For the listing below, give the count of lines containing "name", and no other text.

** start of PROVIDED RECORDS **

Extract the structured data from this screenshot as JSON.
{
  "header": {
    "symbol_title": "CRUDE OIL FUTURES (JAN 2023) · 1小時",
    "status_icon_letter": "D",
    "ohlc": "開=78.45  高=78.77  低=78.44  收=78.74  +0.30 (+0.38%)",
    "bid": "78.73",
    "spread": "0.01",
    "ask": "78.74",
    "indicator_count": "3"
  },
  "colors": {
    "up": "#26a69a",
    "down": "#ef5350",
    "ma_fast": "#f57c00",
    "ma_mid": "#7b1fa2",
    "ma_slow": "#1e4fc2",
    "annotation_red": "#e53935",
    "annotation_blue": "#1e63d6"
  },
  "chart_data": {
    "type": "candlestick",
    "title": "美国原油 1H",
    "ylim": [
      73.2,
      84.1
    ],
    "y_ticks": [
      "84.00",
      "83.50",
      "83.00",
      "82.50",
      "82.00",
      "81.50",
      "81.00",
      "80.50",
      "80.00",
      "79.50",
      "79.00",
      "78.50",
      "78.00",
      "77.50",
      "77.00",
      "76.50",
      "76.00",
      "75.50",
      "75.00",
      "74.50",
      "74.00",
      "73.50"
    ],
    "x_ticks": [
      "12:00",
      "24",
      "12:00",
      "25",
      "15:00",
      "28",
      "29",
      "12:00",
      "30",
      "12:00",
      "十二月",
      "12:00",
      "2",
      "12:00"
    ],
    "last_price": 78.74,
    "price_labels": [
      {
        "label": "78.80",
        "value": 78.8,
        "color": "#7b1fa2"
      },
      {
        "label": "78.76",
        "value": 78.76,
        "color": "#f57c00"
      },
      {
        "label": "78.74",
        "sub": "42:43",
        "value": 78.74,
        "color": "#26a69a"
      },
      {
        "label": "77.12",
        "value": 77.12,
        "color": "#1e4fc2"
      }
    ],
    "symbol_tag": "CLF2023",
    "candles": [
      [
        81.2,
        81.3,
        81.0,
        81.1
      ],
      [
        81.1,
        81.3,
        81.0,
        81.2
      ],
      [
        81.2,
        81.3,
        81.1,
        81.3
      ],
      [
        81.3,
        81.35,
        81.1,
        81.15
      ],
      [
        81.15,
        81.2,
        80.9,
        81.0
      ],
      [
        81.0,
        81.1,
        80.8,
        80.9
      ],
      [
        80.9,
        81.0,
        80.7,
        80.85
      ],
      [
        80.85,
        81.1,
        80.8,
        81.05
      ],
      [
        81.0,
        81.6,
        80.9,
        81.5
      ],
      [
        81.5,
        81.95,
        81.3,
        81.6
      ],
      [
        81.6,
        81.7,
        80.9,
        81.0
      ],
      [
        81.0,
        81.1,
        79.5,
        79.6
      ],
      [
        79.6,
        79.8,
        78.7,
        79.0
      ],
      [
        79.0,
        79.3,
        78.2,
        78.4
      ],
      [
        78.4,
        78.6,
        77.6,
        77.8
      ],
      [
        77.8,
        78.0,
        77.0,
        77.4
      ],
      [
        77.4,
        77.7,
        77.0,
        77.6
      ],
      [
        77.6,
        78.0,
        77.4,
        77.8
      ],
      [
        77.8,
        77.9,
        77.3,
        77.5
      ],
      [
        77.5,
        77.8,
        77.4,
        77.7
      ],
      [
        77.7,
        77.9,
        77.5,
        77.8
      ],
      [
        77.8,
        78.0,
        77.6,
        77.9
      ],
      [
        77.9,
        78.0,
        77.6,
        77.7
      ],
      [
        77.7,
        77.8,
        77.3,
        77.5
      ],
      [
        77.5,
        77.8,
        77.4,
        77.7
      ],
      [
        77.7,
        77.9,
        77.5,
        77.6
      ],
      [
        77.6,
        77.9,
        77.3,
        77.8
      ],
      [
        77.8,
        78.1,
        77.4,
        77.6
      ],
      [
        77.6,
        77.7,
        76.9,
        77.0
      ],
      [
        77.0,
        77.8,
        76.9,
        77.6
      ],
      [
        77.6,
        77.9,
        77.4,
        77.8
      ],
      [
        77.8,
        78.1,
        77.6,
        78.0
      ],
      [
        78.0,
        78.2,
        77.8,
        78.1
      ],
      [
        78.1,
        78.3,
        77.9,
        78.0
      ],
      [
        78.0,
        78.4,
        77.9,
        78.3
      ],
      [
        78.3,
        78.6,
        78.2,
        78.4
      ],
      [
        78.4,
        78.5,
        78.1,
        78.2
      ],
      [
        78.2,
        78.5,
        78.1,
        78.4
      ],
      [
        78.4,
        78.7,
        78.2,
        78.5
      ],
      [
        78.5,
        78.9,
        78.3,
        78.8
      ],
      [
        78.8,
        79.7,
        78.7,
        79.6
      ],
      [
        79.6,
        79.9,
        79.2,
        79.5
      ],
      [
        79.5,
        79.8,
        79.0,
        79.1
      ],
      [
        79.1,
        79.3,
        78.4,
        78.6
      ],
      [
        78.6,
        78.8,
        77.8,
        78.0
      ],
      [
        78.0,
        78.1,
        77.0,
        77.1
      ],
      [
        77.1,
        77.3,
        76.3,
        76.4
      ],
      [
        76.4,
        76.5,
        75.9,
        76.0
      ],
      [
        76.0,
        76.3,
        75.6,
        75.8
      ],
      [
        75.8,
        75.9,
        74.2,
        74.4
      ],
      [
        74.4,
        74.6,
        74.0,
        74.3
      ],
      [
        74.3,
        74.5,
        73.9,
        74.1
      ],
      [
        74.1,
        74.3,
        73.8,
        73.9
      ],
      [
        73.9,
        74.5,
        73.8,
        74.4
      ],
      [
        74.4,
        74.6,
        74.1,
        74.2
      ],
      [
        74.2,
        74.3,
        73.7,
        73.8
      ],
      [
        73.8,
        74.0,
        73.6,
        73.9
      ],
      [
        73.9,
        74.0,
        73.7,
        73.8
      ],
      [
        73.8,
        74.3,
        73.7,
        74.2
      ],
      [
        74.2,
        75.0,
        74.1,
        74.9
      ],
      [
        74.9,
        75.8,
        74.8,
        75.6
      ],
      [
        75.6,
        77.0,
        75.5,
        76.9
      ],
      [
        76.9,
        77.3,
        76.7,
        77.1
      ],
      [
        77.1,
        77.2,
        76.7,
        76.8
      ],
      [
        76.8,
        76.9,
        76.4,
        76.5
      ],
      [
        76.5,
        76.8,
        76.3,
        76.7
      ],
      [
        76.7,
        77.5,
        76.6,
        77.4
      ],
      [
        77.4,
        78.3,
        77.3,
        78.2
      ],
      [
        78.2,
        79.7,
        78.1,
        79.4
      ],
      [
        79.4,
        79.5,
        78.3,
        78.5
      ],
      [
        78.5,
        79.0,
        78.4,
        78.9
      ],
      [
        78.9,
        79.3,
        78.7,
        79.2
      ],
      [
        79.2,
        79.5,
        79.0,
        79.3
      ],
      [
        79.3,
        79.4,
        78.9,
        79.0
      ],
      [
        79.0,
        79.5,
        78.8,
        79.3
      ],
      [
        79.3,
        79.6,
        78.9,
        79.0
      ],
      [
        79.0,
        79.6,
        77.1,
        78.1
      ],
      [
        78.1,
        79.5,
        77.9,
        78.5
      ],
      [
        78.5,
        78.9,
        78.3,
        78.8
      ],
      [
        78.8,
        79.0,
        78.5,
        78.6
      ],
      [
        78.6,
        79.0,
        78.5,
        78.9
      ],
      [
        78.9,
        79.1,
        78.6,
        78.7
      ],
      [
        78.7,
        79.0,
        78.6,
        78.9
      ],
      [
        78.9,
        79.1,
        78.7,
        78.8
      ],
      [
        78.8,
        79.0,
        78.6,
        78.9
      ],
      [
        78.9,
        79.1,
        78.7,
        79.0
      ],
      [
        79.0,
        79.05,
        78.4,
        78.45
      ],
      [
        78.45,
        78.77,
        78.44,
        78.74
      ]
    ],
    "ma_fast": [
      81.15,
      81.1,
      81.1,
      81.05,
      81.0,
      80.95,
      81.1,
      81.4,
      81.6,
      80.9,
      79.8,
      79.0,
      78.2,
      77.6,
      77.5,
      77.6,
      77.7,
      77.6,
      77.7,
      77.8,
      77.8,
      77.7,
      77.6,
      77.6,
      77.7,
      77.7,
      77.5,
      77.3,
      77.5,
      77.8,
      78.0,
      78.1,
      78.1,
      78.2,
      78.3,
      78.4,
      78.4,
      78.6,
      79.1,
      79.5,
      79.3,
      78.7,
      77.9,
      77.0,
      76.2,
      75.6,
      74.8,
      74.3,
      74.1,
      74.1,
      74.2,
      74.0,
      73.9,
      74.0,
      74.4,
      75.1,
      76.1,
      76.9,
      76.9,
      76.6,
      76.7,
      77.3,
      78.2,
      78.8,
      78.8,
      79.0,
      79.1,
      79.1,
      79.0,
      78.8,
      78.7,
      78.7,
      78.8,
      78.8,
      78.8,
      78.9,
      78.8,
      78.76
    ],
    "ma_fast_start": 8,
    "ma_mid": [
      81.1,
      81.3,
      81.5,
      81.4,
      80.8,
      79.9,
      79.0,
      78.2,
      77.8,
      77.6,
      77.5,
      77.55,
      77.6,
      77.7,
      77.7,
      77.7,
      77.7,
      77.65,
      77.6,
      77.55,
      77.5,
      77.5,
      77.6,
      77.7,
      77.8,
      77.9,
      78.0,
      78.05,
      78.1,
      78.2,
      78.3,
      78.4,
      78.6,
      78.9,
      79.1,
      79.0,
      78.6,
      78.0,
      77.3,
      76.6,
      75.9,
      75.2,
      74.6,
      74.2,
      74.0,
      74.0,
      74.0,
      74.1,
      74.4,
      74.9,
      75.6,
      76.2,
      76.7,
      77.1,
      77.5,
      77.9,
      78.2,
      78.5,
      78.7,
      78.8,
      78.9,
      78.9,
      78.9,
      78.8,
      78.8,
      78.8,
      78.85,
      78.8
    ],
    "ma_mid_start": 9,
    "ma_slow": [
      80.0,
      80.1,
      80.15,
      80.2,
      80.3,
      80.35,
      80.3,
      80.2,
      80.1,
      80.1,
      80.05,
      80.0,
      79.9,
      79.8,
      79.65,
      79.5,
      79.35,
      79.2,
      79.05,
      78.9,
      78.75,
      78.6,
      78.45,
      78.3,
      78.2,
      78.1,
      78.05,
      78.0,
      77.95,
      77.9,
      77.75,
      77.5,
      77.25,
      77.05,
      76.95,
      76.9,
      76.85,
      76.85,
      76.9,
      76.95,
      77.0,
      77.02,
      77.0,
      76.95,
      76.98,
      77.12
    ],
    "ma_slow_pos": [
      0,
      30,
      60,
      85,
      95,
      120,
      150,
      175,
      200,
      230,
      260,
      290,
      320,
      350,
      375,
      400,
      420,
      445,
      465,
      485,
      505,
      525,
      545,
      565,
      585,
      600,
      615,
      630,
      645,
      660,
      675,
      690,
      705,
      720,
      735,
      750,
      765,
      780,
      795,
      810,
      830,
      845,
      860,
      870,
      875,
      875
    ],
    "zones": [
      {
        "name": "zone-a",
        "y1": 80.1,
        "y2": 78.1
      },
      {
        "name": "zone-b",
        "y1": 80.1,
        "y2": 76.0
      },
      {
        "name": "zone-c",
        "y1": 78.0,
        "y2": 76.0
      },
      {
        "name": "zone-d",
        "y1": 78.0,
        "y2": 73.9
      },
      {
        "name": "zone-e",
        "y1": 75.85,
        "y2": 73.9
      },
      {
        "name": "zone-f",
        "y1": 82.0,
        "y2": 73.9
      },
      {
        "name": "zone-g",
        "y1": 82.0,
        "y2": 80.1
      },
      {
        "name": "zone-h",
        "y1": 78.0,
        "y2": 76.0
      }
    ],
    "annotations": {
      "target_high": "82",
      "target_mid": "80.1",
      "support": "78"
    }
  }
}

** end of PROVIDED RECORDS **

* _IN RESPONSE_
8